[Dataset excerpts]
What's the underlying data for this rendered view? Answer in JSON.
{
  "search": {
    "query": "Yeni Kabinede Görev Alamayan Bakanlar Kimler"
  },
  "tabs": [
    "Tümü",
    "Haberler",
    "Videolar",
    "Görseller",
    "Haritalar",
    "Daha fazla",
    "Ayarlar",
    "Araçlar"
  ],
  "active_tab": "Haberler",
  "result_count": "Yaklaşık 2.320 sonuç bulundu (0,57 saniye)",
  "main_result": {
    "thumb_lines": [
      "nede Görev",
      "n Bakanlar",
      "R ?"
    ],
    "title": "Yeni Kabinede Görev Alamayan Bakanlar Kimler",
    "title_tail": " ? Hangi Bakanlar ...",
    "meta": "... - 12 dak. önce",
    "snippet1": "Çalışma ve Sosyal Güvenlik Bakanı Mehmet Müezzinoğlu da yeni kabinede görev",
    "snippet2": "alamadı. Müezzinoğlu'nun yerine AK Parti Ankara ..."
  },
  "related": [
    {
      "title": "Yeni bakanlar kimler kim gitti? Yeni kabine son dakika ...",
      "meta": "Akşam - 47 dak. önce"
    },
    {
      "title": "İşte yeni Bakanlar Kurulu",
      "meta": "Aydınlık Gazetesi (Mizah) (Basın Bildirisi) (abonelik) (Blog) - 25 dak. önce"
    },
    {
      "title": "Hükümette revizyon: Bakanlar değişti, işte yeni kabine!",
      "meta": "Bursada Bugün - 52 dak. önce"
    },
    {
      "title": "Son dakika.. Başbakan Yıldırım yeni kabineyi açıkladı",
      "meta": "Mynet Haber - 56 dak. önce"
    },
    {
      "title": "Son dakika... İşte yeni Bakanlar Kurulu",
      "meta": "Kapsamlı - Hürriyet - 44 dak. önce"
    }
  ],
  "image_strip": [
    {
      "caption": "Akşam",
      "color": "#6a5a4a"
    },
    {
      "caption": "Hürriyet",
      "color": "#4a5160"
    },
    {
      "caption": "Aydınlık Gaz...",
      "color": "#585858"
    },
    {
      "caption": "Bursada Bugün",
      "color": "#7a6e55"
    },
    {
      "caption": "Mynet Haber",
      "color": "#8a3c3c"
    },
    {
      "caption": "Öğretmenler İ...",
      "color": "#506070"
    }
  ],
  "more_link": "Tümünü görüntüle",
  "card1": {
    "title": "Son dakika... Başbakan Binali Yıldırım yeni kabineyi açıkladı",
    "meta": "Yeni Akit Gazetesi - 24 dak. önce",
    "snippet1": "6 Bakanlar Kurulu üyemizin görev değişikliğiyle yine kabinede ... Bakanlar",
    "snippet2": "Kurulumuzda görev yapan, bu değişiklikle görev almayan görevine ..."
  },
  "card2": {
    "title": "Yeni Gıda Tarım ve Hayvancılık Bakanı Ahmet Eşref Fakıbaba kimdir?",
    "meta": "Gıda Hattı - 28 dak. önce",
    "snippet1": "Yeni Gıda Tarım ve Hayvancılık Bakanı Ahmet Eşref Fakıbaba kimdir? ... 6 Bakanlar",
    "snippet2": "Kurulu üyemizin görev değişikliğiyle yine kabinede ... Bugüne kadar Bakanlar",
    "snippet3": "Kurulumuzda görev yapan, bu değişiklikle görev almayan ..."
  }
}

What is being asked
Search the entries for "meta" and copy out each line that has it.

Reply to the task
    "meta": "... - 12 dak. önce",
      "meta": "Akşam - 47 dak. önce"
      "meta": "Aydınlık Gazetesi (Mizah) (Basın Bildirisi) (abonelik) (Blog) - 25 dak. önce"
      "meta": "Bursada Bugün - 52 dak. önce"
      "meta": "Mynet Haber - 56 dak. önce"
      "meta": "Kapsamlı - Hürriyet - 44 dak. önce"
    "meta": "Yeni Akit Gazetesi - 24 dak. önce",
    "meta": "Gıda Hattı - 28 dak. önce",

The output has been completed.